**STATED GOAL:**
Give the number of lines that include the string "name", nothing more.

**Collected data entries:**
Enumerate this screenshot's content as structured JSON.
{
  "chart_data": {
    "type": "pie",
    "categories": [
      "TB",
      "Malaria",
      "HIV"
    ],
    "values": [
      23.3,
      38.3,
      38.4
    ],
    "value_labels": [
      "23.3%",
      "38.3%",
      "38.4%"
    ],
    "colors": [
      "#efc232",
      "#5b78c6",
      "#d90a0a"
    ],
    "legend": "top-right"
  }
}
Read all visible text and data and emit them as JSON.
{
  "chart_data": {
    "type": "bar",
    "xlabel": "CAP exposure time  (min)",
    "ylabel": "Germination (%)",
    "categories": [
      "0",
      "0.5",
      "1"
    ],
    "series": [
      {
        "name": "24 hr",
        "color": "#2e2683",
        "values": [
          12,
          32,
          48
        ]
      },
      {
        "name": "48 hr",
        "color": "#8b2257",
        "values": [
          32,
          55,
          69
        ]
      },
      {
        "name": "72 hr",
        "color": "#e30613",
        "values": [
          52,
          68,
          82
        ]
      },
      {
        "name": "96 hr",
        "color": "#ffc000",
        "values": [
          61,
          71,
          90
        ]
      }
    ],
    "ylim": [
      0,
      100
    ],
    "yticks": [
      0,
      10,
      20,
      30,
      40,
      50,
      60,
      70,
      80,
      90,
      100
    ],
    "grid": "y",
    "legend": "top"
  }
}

**RESULT FOR THIS TASK:**
4